**THE PROBLEM**
Restate the data word for word and leave the images out.

Saved data entries

--

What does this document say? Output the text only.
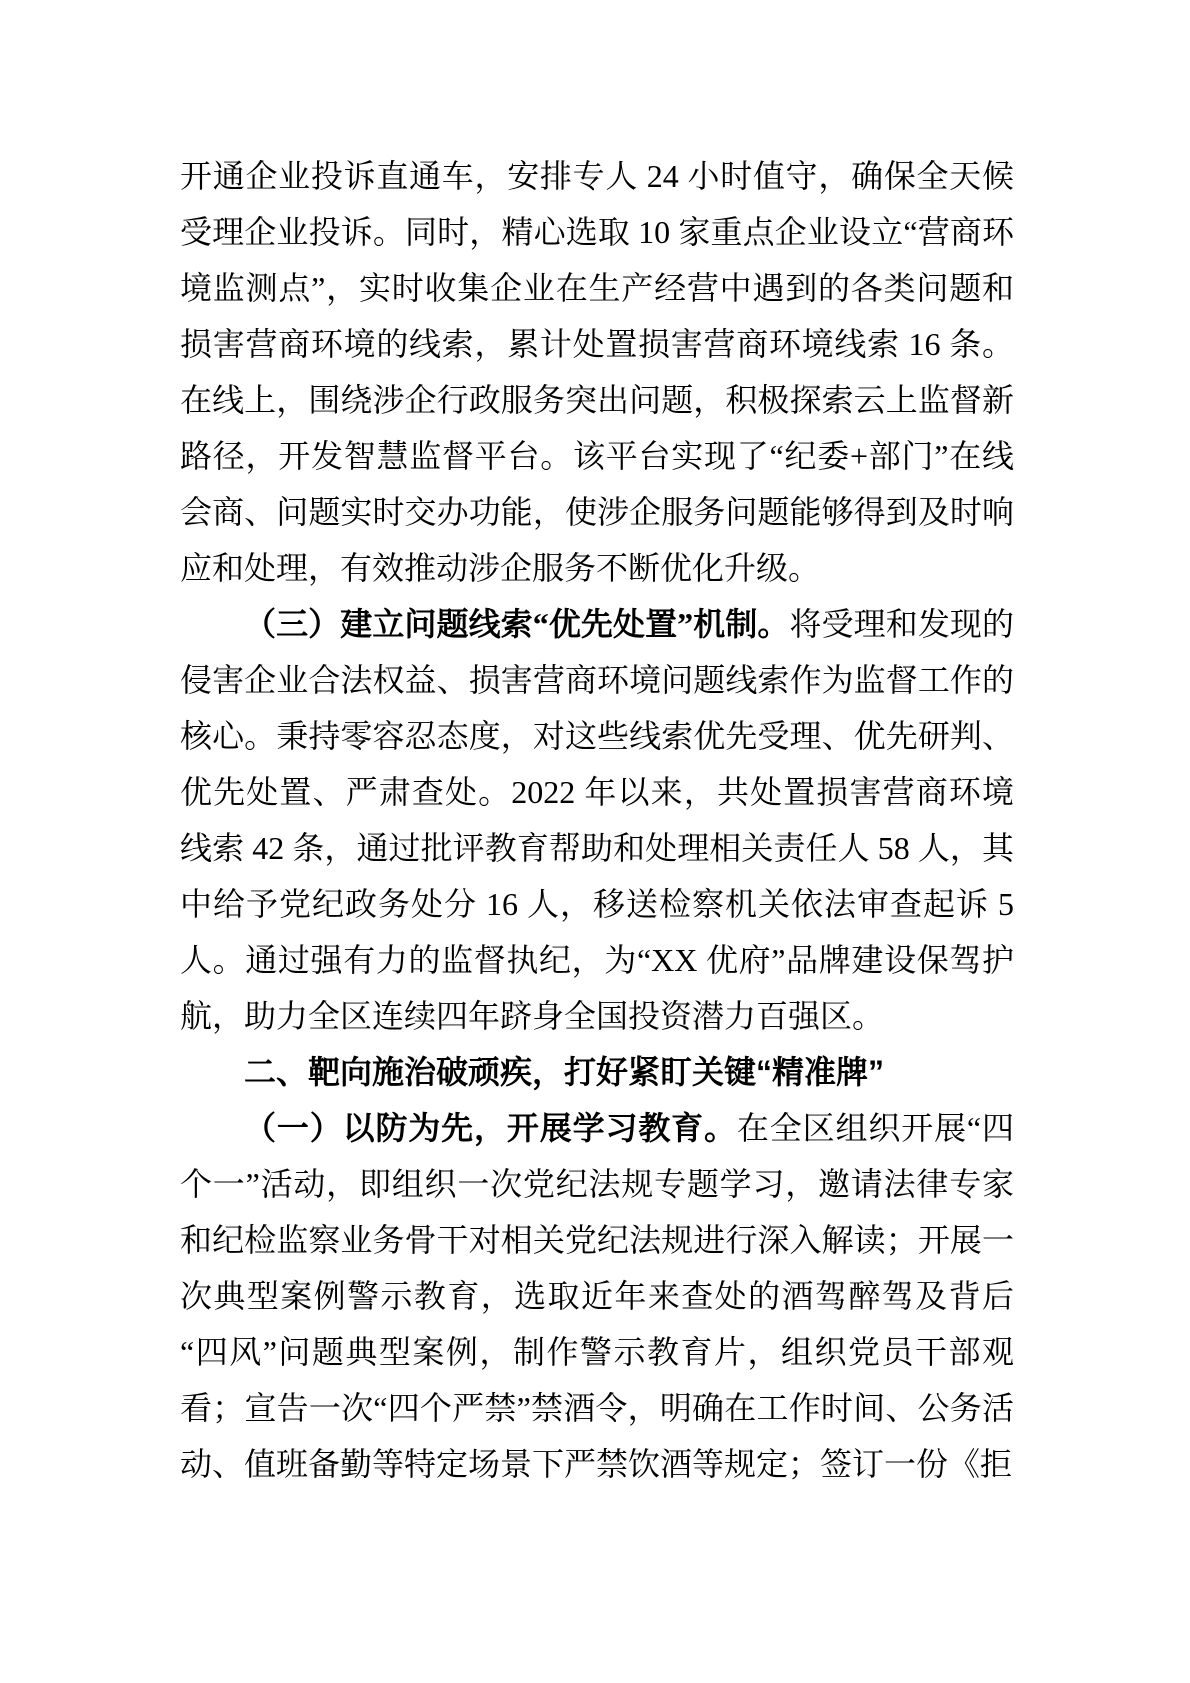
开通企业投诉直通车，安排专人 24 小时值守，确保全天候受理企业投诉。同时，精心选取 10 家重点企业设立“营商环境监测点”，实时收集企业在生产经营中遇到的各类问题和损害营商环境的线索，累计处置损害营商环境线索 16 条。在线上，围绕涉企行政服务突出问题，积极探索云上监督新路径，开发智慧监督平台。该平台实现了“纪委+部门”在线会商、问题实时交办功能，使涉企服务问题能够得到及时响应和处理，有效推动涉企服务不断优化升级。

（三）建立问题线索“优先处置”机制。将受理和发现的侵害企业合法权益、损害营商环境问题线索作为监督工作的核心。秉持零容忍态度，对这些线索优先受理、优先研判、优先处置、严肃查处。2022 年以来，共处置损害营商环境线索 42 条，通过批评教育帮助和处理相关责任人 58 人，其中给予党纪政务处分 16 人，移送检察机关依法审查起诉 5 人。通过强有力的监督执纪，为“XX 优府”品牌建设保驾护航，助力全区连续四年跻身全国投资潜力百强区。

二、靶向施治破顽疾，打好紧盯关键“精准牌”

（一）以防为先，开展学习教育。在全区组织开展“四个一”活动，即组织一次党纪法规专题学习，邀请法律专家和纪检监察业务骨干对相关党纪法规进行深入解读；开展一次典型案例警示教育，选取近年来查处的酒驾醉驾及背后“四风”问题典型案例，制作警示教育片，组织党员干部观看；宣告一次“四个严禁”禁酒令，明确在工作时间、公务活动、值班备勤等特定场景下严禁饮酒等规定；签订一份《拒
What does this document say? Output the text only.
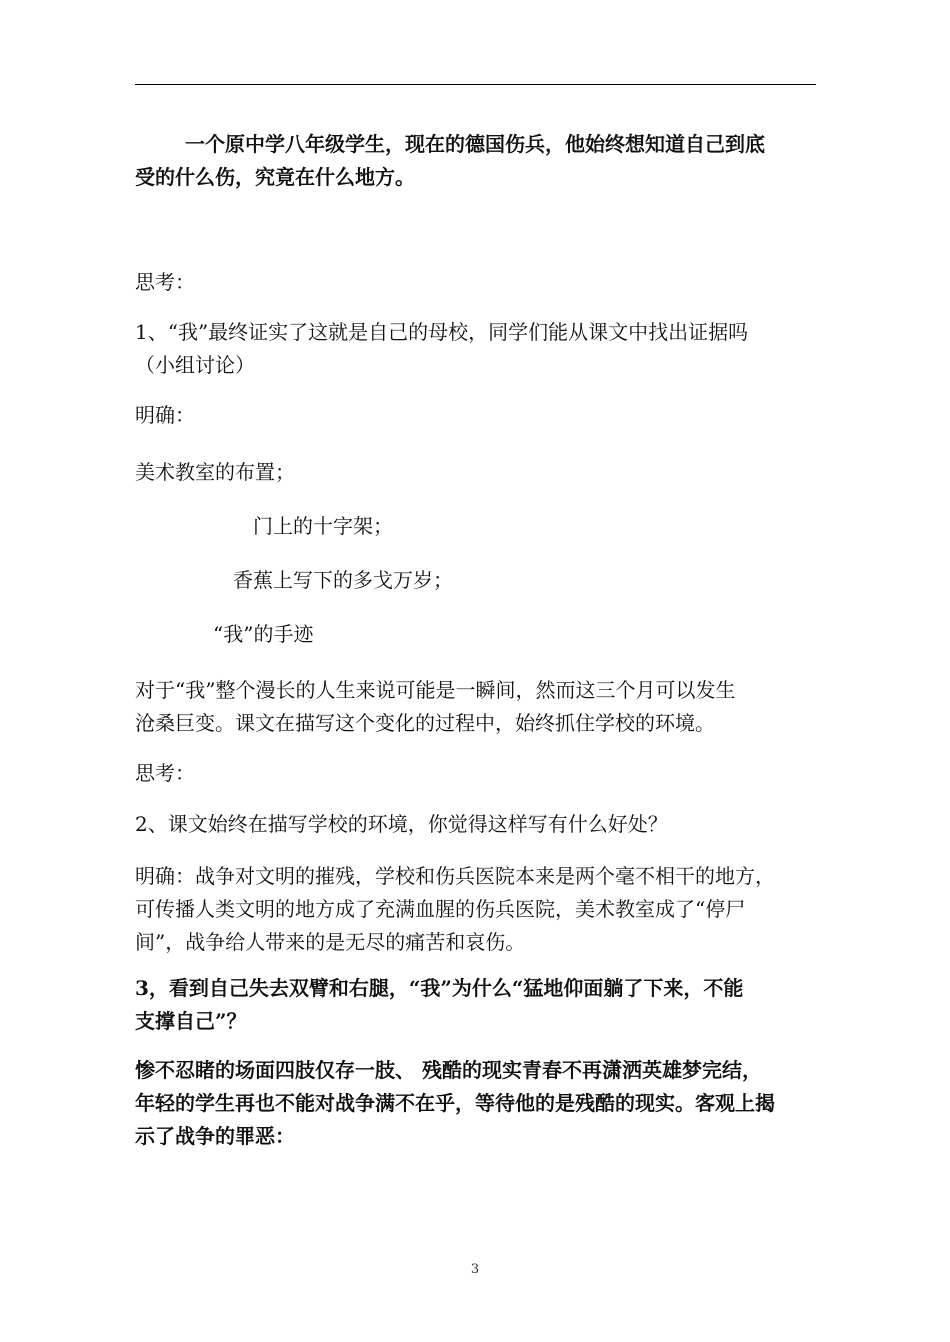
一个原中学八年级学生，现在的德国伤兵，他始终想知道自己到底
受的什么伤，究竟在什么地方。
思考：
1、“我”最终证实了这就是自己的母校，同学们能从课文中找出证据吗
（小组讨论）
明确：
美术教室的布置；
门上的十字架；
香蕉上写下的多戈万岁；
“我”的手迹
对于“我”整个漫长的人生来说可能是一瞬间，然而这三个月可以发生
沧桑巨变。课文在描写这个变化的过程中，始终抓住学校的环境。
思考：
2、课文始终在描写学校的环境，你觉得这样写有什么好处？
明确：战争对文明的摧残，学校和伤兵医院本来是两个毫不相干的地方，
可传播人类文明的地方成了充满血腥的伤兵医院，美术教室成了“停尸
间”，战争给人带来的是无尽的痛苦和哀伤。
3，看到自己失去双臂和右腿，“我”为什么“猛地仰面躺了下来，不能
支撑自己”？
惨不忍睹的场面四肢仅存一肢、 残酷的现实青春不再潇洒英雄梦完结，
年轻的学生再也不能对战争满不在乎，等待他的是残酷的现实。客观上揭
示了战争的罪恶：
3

--

**ANSWER FOR THE TASK**
What does this document say? Output the text only.
开通企业投诉直通车，安排专人 24 小时值守，确保全天候受理企业投诉。同时，精心选取 10 家重点企业设立“营商环境监测点”，实时收集企业在生产经营中遇到的各类问题和损害营商环境的线索，累计处置损害营商环境线索 16 条。在线上，围绕涉企行政服务突出问题，积极探索云上监督新路径，开发智慧监督平台。该平台实现了“纪委+部门”在线会商、问题实时交办功能，使涉企服务问题能够得到及时响应和处理，有效推动涉企服务不断优化升级。

（三）建立问题线索“优先处置”机制。将受理和发现的侵害企业合法权益、损害营商环境问题线索作为监督工作的核心。秉持零容忍态度，对这些线索优先受理、优先研判、优先处置、严肃查处。2022 年以来，共处置损害营商环境线索 42 条，通过批评教育帮助和处理相关责任人 58 人，其中给予党纪政务处分 16 人，移送检察机关依法审查起诉 5 人。通过强有力的监督执纪，为“XX 优府”品牌建设保驾护航，助力全区连续四年跻身全国投资潜力百强区。

二、靶向施治破顽疾，打好紧盯关键“精准牌”

（一）以防为先，开展学习教育。在全区组织开展“四个一”活动，即组织一次党纪法规专题学习，邀请法律专家和纪检监察业务骨干对相关党纪法规进行深入解读；开展一次典型案例警示教育，选取近年来查处的酒驾醉驾及背后“四风”问题典型案例，制作警示教育片，组织党员干部观看；宣告一次“四个严禁”禁酒令，明确在工作时间、公务活动、值班备勤等特定场景下严禁饮酒等规定；签订一份《拒
What does this document say? Output the text only.
一个原中学八年级学生，现在的德国伤兵，他始终想知道自己到底
受的什么伤，究竟在什么地方。
思考：
1、“我”最终证实了这就是自己的母校，同学们能从课文中找出证据吗
（小组讨论）
明确：
美术教室的布置；
门上的十字架；
香蕉上写下的多戈万岁；
“我”的手迹
对于“我”整个漫长的人生来说可能是一瞬间，然而这三个月可以发生
沧桑巨变。课文在描写这个变化的过程中，始终抓住学校的环境。
思考：
2、课文始终在描写学校的环境，你觉得这样写有什么好处？
明确：战争对文明的摧残，学校和伤兵医院本来是两个毫不相干的地方，
可传播人类文明的地方成了充满血腥的伤兵医院，美术教室成了“停尸
间”，战争给人带来的是无尽的痛苦和哀伤。
3，看到自己失去双臂和右腿，“我”为什么“猛地仰面躺了下来，不能
支撑自己”？
惨不忍睹的场面四肢仅存一肢、 残酷的现实青春不再潇洒英雄梦完结，
年轻的学生再也不能对战争满不在乎，等待他的是残酷的现实。客观上揭
示了战争的罪恶：
3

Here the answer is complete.